- WHAT IS ASKED -
Output every entry exactly as written, skipping any pictures.

[Collected data]
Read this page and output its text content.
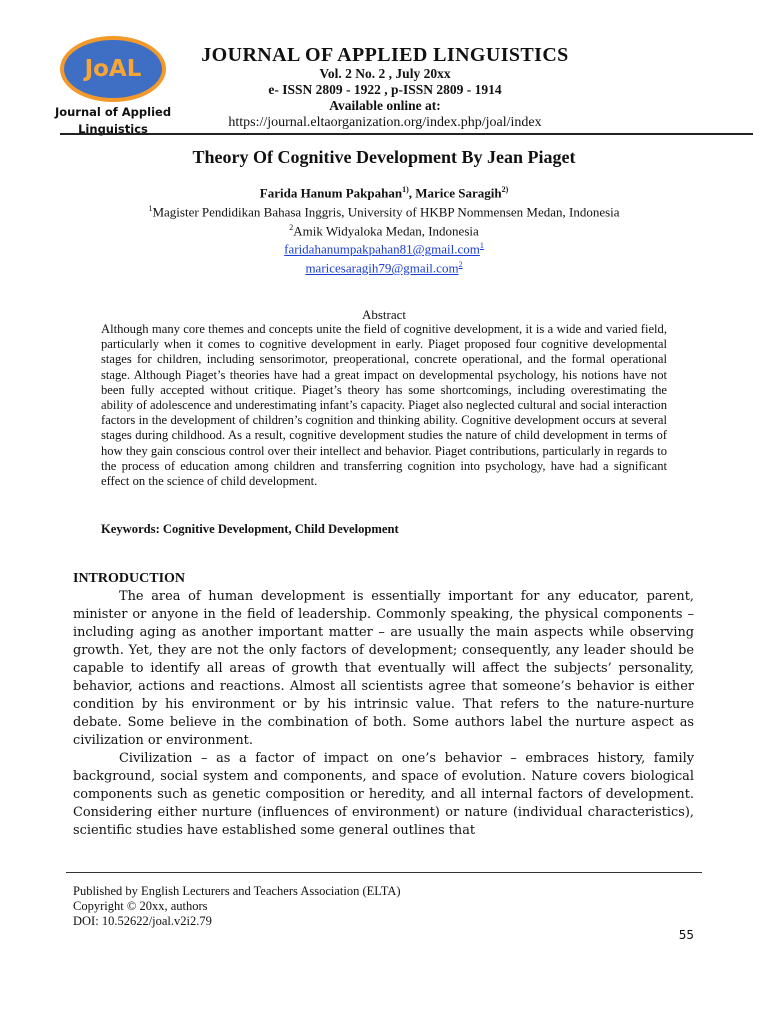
JoAL
Journal of Applied
Linguistics
JOURNAL OF APPLIED LINGUISTICS
Vol. 2 No. 2 , July 20xx
e- ISSN 2809 - 1922 , p-ISSN 2809 - 1914
Available online at:
https://journal.eltaorganization.org/index.php/joal/index
Theory Of Cognitive Development By Jean Piaget
Farida Hanum Pakpahan$^{1)}$, Marice Saragih$^{2)}$
$^1$Magister Pendidikan Bahasa Inggris, University of HKBP Nommensen Medan, Indonesia
$^2$Amik Widyaloka Medan, Indonesia
faridahanumpakpahan81@gmail.com$^1$
maricesaragih79@gmail.com$^2$
Abstract
Although many core themes and concepts unite the field of cognitive development, it is a wide and varied field, particularly when it comes to cognitive development in early. Piaget proposed four cognitive developmental stages for children, including sensorimotor, preoperational, concrete operational, and the formal operational stage. Although Piaget’s theories have had a great impact on developmental psychology, his notions have not been fully accepted without critique. Piaget’s theory has some shortcomings, including overestimating the ability of adolescence and underestimating infant’s capacity. Piaget also neglected cultural and social interaction factors in the development of children’s cognition and thinking ability. Cognitive development occurs at several stages during childhood. As a result, cognitive development studies the nature of child development in terms of how they gain conscious control over their intellect and behavior. Piaget contributions, particularly in regards to the process of education among children and transferring cognition into psychology, have had a significant effect on the science of child development.
Keywords: Cognitive Development, Child Development
INTRODUCTION

The area of human development is essentially important for any educator, parent, minister or anyone in the field of leadership. Commonly speaking, the physical components – including aging as another important matter – are usually the main aspects while observing growth. Yet, they are not the only factors of development; consequently, any leader should be capable to identify all areas of growth that eventually will affect the subjects’ personality, behavior, actions and reactions. Almost all scientists agree that someone’s behavior is either condition by his environment or by his intrinsic value. That refers to the nature-nurture debate. Some believe in the combination of both. Some authors label the nurture aspect as civilization or environment.

Civilization – as a factor of impact on one’s behavior – embraces history, family background, social system and components, and space of evolution. Nature covers biological components such as genetic composition or heredity, and all internal factors of development. Considering either nurture (influences of environment) or nature (individual characteristics), scientific studies have established some general outlines that

Published by English Lecturers and Teachers Association (ELTA)
Copyright © 20xx, authors
DOI: 10.52622/joal.v2i2.79
55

- ANSWER TO THIS PROBLEM -
Read this page and output its text content.
JoAL
Journal of Applied
Linguistics
JOURNAL OF APPLIED LINGUISTICS
Vol. 2 No. 2 , July 20xx
e- ISSN 2809 - 1922 , p-ISSN 2809 - 1914
Available online at:
https://journal.eltaorganization.org/index.php/joal/index
Theory Of Cognitive Development By Jean Piaget
Farida Hanum Pakpahan$^{1)}$, Marice Saragih$^{2)}$
$^1$Magister Pendidikan Bahasa Inggris, University of HKBP Nommensen Medan, Indonesia
$^2$Amik Widyaloka Medan, Indonesia
faridahanumpakpahan81@gmail.com$^1$
maricesaragih79@gmail.com$^2$
Abstract
Although many core themes and concepts unite the field of cognitive development, it is a wide and varied field, particularly when it comes to cognitive development in early. Piaget proposed four cognitive developmental stages for children, including sensorimotor, preoperational, concrete operational, and the formal operational stage. Although Piaget’s theories have had a great impact on developmental psychology, his notions have not been fully accepted without critique. Piaget’s theory has some shortcomings, including overestimating the ability of adolescence and underestimating infant’s capacity. Piaget also neglected cultural and social interaction factors in the development of children’s cognition and thinking ability. Cognitive development occurs at several stages during childhood. As a result, cognitive development studies the nature of child development in terms of how they gain conscious control over their intellect and behavior. Piaget contributions, particularly in regards to the process of education among children and transferring cognition into psychology, have had a significant effect on the science of child development.
Keywords: Cognitive Development, Child Development
INTRODUCTION

The area of human development is essentially important for any educator, parent, minister or anyone in the field of leadership. Commonly speaking, the physical components – including aging as another important matter – are usually the main aspects while observing growth. Yet, they are not the only factors of development; consequently, any leader should be capable to identify all areas of growth that eventually will affect the subjects’ personality, behavior, actions and reactions. Almost all scientists agree that someone’s behavior is either condition by his environment or by his intrinsic value. That refers to the nature-nurture debate. Some believe in the combination of both. Some authors label the nurture aspect as civilization or environment.

Civilization – as a factor of impact on one’s behavior – embraces history, family background, social system and components, and space of evolution. Nature covers biological components such as genetic composition or heredity, and all internal factors of development. Considering either nurture (influences of environment) or nature (individual characteristics), scientific studies have established some general outlines that

Published by English Lecturers and Teachers Association (ELTA)
Copyright © 20xx, authors
DOI: 10.52622/joal.v2i2.79
55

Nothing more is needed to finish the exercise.